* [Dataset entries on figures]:
***
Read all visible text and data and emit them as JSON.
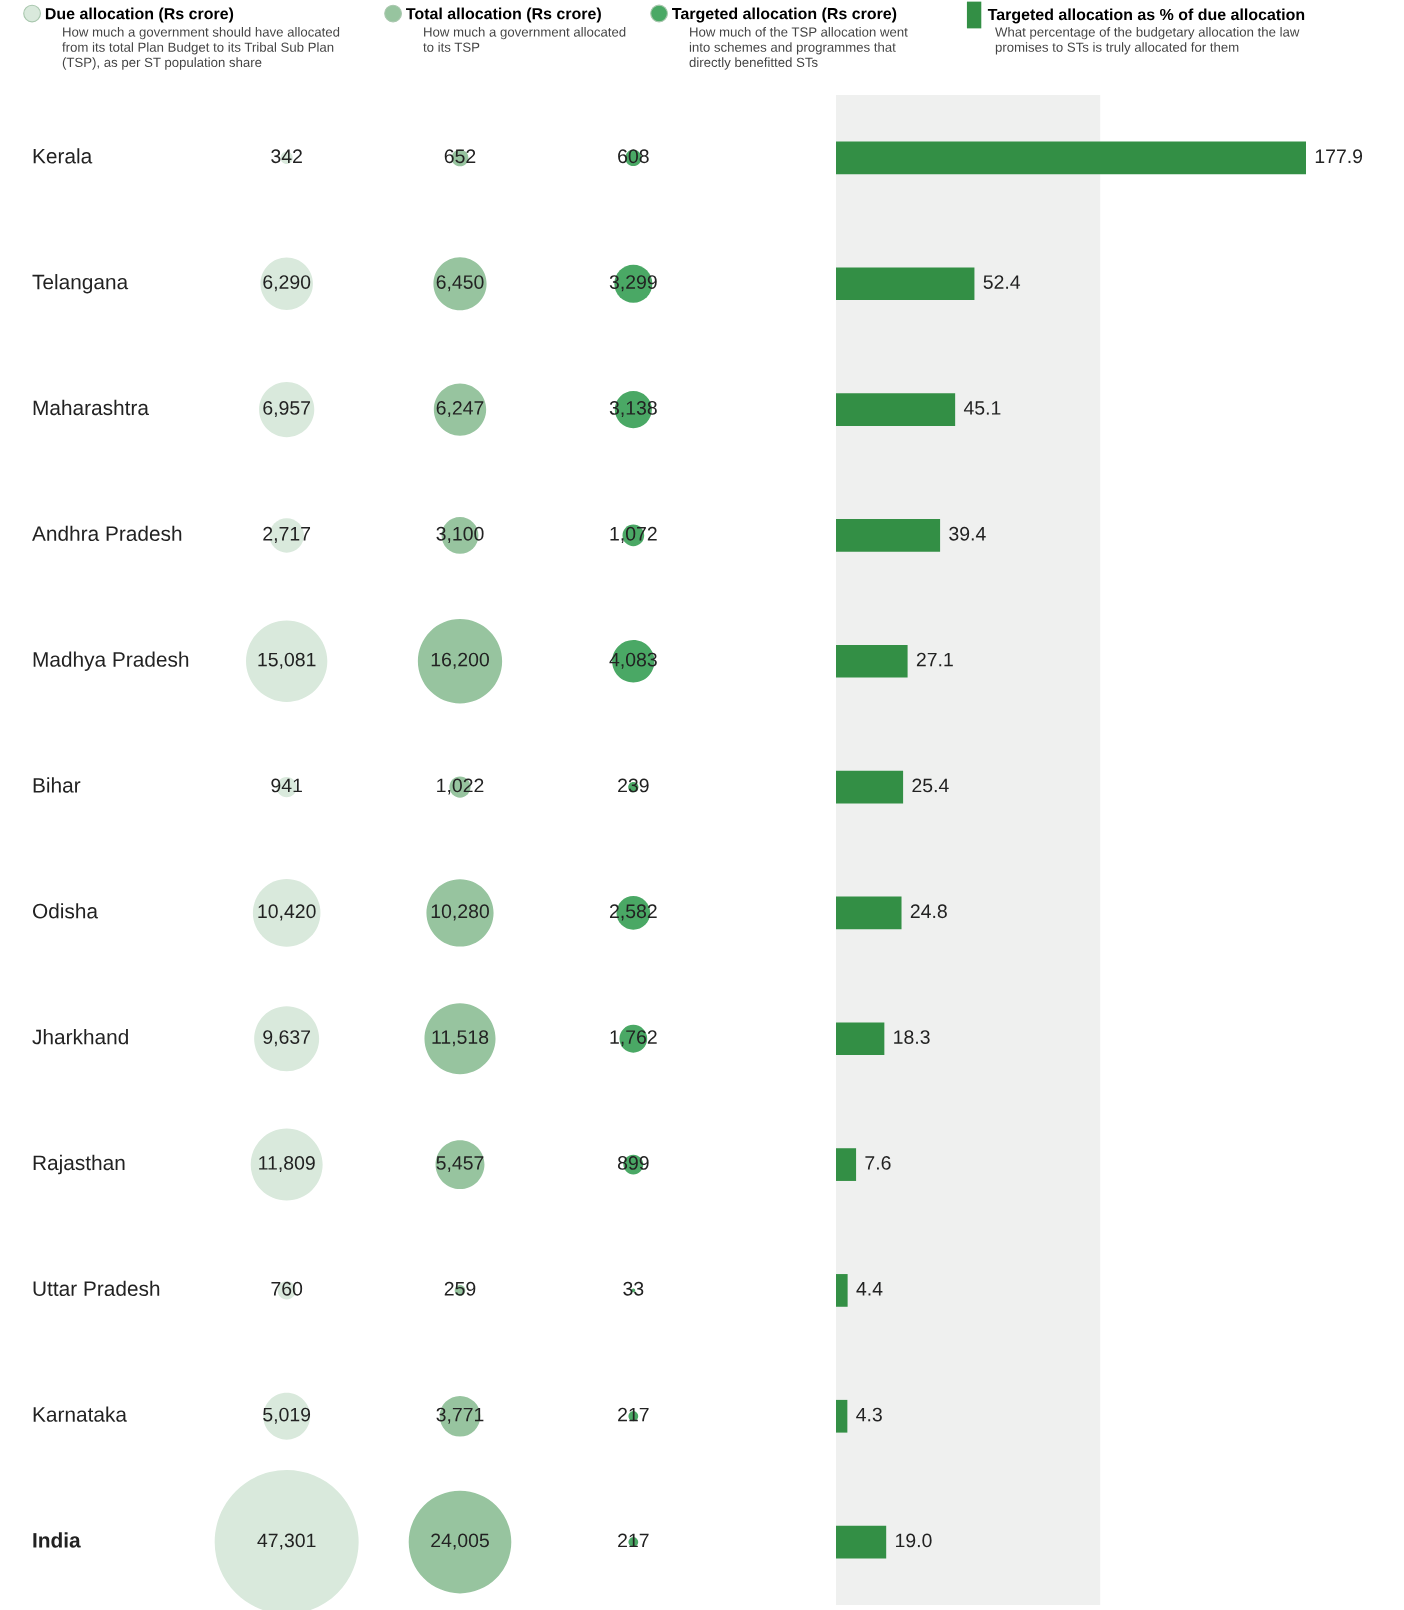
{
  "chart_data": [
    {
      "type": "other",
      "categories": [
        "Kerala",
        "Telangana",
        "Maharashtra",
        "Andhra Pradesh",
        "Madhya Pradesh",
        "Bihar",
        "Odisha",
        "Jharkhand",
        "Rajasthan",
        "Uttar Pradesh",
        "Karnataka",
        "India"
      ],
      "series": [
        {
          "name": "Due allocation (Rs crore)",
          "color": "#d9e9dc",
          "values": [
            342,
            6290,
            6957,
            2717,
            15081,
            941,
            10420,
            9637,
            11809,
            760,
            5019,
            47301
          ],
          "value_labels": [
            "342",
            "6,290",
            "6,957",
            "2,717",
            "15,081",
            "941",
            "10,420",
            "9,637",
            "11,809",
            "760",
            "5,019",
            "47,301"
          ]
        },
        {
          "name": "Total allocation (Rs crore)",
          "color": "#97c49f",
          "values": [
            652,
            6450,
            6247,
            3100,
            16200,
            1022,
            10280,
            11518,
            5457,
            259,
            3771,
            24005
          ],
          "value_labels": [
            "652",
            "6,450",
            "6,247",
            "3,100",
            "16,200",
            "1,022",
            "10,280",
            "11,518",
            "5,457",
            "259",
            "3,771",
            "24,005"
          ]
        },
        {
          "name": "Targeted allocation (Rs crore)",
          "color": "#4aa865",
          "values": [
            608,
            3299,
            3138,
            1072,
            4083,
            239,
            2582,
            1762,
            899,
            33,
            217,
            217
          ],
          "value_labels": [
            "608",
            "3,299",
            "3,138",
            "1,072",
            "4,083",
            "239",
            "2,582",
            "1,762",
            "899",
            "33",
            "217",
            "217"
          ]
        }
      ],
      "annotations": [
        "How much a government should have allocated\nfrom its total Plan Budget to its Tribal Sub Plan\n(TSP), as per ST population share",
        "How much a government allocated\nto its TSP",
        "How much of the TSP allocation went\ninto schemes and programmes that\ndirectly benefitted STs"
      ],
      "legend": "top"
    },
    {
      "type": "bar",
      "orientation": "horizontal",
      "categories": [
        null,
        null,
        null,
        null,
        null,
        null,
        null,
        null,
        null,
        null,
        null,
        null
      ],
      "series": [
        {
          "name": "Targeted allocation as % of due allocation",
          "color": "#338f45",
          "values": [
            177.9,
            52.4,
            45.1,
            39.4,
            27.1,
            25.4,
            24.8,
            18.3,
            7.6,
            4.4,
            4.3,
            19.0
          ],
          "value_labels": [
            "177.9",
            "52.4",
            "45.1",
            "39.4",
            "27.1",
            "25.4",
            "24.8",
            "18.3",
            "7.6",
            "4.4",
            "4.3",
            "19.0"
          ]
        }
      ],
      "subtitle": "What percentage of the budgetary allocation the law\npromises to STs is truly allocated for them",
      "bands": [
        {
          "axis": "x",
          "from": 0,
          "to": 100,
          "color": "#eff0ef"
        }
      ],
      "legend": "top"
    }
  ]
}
***
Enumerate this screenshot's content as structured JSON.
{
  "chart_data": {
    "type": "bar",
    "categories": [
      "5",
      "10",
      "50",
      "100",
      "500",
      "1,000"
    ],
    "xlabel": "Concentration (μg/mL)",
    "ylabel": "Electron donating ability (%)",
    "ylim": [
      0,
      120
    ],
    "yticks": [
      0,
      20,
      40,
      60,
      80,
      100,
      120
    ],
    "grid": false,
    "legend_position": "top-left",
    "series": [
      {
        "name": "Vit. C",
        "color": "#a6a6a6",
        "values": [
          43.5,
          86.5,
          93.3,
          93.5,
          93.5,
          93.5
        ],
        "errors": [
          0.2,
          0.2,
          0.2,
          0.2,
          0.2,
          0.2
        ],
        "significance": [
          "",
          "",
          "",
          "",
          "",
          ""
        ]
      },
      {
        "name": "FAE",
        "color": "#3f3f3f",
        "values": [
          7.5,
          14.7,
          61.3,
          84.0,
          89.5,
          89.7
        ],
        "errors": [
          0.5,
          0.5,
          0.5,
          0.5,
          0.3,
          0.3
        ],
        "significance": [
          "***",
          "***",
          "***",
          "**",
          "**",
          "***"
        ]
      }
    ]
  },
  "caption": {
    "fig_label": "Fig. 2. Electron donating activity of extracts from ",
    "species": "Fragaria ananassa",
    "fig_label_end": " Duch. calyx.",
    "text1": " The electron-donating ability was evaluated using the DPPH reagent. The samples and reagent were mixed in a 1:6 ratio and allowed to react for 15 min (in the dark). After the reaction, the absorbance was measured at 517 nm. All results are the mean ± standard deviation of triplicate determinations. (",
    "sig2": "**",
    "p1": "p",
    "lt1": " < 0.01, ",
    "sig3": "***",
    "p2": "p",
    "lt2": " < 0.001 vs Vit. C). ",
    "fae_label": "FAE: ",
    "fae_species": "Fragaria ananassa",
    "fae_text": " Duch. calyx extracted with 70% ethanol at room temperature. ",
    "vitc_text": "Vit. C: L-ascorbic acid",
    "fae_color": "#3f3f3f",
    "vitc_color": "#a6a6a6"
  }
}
***
Lines that include the word "them" — how many are there in the data? Answer with the number alone.

* [Output for this exercise]:
2